> EXERCISE TASK
Go through the records underneath and count the lines that include the string "type". Give nothing but the number.

"""

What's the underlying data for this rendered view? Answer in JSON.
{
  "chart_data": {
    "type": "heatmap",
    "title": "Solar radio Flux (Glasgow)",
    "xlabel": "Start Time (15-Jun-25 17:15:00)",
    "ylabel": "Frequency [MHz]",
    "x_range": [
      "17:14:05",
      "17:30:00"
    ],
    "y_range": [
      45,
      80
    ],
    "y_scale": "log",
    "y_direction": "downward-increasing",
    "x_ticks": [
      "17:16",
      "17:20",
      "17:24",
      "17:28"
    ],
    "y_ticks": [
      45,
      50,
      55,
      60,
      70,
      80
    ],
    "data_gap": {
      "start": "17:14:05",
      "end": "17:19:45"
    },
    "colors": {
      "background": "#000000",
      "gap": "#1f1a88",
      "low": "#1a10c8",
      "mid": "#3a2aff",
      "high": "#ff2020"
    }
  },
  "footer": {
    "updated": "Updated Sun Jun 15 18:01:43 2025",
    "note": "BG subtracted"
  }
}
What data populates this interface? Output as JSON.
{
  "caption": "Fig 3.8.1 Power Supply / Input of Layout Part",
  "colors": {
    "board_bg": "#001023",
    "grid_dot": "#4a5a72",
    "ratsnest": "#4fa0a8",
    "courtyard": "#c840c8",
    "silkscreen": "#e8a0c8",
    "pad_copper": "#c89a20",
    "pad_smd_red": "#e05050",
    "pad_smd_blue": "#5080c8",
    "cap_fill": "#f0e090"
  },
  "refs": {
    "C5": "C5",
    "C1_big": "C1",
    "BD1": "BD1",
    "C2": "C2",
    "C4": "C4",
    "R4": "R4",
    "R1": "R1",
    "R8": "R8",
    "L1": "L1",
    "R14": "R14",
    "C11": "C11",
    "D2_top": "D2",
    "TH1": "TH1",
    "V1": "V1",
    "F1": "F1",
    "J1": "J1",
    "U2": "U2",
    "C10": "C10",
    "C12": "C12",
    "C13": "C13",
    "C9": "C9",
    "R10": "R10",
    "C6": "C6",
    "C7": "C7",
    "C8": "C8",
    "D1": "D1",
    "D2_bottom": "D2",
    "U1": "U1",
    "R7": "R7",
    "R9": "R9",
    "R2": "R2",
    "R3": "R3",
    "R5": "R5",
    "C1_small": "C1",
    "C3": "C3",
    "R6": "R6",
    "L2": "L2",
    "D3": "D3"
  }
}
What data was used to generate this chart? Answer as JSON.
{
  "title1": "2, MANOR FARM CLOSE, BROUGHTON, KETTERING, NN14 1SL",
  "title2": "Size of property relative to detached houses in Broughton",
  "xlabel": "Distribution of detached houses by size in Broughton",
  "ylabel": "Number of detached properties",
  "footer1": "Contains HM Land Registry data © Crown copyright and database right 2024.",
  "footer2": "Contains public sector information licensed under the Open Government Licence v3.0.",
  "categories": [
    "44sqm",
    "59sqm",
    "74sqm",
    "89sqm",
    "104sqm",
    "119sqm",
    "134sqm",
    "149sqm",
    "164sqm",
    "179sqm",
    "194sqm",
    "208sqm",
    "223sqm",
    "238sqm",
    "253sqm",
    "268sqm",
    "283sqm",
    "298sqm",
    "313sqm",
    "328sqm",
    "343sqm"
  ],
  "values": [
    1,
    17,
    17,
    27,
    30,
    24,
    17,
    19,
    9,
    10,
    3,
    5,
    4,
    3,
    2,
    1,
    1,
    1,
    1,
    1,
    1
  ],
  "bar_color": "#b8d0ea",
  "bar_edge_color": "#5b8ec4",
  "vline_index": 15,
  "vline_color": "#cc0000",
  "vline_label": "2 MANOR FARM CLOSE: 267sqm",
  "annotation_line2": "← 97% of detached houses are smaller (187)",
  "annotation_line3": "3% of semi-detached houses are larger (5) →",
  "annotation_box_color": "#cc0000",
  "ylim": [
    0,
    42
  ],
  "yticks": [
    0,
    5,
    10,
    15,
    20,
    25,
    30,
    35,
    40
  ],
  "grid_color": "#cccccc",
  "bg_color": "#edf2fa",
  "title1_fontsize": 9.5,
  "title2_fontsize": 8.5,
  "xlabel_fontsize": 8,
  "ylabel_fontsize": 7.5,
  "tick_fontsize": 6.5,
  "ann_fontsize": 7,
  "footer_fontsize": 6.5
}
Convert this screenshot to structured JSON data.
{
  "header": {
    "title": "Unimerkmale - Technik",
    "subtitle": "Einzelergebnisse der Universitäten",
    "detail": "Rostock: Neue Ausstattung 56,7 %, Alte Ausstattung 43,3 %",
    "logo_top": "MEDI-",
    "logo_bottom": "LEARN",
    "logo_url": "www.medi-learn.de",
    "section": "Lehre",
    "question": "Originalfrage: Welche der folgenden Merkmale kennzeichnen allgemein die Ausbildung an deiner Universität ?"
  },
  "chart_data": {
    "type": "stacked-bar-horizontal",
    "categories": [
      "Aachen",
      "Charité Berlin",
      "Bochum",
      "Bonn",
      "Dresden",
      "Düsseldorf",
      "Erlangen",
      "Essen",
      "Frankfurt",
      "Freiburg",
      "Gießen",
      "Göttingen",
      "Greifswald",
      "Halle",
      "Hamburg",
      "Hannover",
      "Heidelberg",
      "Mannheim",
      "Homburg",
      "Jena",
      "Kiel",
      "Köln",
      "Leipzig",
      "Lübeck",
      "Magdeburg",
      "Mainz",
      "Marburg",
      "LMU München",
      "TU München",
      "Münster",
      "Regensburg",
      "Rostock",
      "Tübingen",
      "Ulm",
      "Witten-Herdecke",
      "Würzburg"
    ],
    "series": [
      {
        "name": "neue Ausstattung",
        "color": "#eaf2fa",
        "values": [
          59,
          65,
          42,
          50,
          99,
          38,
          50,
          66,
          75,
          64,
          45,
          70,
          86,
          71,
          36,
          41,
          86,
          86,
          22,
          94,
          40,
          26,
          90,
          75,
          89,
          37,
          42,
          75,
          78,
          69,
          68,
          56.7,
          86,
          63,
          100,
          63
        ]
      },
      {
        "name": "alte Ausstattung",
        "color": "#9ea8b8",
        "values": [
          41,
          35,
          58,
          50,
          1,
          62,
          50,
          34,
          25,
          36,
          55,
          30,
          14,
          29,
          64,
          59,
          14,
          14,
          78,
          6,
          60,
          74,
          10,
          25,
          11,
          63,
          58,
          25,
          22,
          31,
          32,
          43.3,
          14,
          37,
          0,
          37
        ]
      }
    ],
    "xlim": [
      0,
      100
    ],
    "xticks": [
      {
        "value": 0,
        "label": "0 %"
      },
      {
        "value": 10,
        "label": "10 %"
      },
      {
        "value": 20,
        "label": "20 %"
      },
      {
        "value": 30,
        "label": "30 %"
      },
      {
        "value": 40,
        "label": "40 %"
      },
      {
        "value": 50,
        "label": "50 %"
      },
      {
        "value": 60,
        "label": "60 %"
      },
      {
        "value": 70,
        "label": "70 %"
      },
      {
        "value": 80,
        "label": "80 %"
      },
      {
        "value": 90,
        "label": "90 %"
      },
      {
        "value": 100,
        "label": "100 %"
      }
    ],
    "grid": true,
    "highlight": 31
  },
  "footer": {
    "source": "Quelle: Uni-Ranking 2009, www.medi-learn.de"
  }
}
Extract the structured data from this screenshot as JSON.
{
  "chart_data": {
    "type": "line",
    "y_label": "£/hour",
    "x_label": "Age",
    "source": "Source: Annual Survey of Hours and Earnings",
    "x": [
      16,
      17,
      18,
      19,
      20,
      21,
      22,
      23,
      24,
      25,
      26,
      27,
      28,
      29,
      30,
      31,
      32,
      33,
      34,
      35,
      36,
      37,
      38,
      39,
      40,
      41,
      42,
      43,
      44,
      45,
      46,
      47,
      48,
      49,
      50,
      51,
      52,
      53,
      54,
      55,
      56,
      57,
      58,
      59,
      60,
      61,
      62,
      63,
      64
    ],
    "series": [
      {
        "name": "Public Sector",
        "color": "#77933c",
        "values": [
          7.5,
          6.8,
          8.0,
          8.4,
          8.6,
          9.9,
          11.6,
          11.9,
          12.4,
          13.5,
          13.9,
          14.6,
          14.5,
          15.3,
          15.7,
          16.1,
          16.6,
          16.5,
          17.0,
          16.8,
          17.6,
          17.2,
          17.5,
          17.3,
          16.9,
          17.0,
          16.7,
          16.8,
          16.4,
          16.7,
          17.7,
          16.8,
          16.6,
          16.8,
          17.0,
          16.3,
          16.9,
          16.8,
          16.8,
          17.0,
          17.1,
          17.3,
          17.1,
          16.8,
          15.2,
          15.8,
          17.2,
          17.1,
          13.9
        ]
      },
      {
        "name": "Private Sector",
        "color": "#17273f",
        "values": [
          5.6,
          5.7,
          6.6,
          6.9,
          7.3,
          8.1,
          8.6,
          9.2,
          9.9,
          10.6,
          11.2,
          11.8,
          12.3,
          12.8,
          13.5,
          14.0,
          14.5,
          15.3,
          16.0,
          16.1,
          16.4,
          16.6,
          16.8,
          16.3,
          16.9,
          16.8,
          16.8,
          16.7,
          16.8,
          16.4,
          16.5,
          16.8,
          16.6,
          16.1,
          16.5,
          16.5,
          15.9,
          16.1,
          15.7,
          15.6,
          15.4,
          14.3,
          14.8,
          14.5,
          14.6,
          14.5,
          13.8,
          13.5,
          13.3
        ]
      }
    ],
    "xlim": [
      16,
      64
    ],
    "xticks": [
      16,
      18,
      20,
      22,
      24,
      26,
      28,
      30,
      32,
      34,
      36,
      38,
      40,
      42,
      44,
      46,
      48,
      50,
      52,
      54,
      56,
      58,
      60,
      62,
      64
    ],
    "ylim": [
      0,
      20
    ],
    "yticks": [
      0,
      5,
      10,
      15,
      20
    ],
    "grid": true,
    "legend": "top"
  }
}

"""

> EXERCISE RESULT
3